> _EXERCISE TEXT_
Universal Properties of Activation Sparsity in Modern Large Language Models

TL;DR

The paper addresses the gap in understanding activation sparsity in modern LLMs by introducing a simple, training-free framework built around a top-p sparsification rule and the notion of critical sparsity, the maximum sparsity that preserves at least $1\%$ of performance. It systematically evaluates sparsity tolerance across diverse model families (including GLU-based FFNs and diffusion LLMs), scales, and training regimes, revealing universal patterns: larger models tolerate higher sparsity, input activations often drive sparsity more than gates or up-projections, and sparsity dynamics persist across MoEs and diffusion architectures. The findings highlight that activation sparsity is a robust, scale-dependent property with practical acceleration potential, especially when using input-based sparsification, and that diffusion LLMs may exhibit even stronger sparsity tolerance but require diffusion-specific strategies. Overall, the work provides practical guidelines for leveraging activation sparsity to improve efficiency in large-scale LLMs without retraining, along with a reproducible framework applicable across architectures and tasks.

Abstract

Activation sparsity is an intriguing property of deep neural networks that has been extensively studied in ReLU-based models, due to its advantages for efficiency, robustness, and interpretability. However, methods relying on exact zero activations do not directly apply to modern Large Language Models (LLMs), leading to fragmented, model-specific strategies for LLM activation sparsity and a gap in its general understanding. In this work, we introduce a general framework for evaluating sparsity robustness in contemporary LLMs and conduct a systematic investigation of this phenomenon in their feedforward~(FFN) layers. Our results uncover universal properties of activation sparsity across diverse model families and scales. Importantly, we observe that the potential for effective activation sparsity grows with model size, highlighting its increasing relevance as models scale. Furthermore, we present the first study of activation sparsity in diffusion-based LLMs. Overall, our work provides a comprehensive perspective and practical guidance for harnessing activation sparsity in LLM design and acceleration.

Figures (18)

• Figure 1: Common strategies for exploiting activation sparsity to skip redundant computations in GLU-based FFN modules, with the origins of the sparse activation masks denoted with red borders. Input-based methods skip parts of the matrix multiplications corresponding to the low-magnitude components in the input vectors across all three linear layers. Gate-based and predictor-based methods instead omit computations associated with values that are either negligible in the gate activation vector or predicted to be negligible by an auxiliary predictor module.

> _EXERCISE A_
In the page on activation sparsity in large language models, what type of LLM does the work claim to present the first study of activation sparsity in?
> _EXERCISE B_
Continue the page on activation sparsity in large language models from the point where it stops.

Records from a data source
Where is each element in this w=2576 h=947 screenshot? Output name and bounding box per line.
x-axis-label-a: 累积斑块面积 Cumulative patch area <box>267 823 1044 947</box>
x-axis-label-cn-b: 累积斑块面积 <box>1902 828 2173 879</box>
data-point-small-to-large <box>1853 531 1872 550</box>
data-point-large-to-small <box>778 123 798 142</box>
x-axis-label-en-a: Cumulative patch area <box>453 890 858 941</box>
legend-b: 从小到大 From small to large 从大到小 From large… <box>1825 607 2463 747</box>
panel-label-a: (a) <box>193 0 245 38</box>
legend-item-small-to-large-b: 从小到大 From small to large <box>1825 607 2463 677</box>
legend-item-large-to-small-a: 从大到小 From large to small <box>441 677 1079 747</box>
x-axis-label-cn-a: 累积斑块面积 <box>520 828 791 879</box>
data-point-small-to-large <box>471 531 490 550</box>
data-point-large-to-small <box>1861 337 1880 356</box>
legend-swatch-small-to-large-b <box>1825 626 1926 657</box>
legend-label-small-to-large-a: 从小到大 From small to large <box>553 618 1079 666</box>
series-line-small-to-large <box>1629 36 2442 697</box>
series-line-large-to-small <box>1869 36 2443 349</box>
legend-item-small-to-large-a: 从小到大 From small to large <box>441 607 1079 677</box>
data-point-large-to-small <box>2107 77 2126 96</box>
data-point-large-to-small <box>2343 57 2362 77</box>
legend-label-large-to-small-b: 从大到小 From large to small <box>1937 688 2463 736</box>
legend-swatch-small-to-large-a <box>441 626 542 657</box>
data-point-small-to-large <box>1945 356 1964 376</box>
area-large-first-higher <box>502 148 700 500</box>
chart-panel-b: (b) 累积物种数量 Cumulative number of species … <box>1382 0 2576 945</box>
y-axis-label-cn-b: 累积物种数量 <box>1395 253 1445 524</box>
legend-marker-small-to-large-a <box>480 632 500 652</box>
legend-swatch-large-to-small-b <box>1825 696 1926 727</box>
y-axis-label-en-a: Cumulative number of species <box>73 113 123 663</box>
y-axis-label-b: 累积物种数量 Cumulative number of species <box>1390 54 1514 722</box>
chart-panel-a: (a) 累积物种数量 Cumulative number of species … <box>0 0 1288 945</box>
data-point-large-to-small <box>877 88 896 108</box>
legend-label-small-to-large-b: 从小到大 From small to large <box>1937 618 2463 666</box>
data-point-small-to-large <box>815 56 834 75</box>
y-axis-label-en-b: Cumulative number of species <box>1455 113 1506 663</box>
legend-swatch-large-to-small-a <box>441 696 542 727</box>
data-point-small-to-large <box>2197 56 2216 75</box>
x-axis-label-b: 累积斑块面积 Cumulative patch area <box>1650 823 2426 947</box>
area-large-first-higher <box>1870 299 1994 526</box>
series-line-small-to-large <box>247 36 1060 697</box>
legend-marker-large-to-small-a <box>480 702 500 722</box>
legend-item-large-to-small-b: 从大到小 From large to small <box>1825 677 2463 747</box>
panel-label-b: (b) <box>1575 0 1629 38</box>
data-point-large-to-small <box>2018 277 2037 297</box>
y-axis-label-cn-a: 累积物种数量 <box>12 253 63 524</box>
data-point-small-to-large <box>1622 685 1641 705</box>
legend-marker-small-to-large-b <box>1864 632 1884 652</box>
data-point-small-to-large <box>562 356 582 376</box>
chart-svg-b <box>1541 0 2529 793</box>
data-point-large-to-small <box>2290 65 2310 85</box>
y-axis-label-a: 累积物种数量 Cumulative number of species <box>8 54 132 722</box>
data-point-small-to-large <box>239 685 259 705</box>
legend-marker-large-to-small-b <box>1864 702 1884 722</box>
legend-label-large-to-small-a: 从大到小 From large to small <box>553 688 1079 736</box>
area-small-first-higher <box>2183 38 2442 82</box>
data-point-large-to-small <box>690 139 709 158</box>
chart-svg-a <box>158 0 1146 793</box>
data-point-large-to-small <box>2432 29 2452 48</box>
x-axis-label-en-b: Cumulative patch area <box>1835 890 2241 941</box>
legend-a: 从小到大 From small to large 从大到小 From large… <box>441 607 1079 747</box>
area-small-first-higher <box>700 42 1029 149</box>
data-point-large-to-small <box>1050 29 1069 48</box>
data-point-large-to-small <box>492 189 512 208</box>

> _REPLY A_
Diffusion-based LLMs.

> _REPLY B_
• Figure 2: Average accuracy across downstream tasks with different induced activation sparsity for base Gemma3 models. We normalize the accuracy by the original performance of the dense models, and denote the highest (critical) sparsity where at least 99% performance is retained with a marker.
• Figure 3: Activation sparsity becomes more pronounced as model size increases. a) Average critical sparsity of FFN components across models, with least-squares trend lines. Larger models generally tolerate higher sparsity, suggesting greater potential benefits. b) Effective ranks (roy2007effective) of activations on Winogrande, normalized by activation dimension. Larger models show lower effective dimensions, indicating greater redundancy available for sparsification. c) Critical sparsity under All-Inputs sparsification and the corresponding $\operatorname{top-p}$ thresholds at which performance degrades. Results are averaged across evaluation tasks, with marker size indicating model size.
• Figure 4: Critical sparsity for Gemma3 models (1B, 4B, 12B, and 27B) across all evaluated modules and tasks. Marker size represents model scale, and tasks with higher accuracy are positioned toward the top. While tasks with higher baseline accuracy generally tolerate sparser activations, critical sparsity varies substantially across tasks, highlighting that activation sparsity is task-dependent.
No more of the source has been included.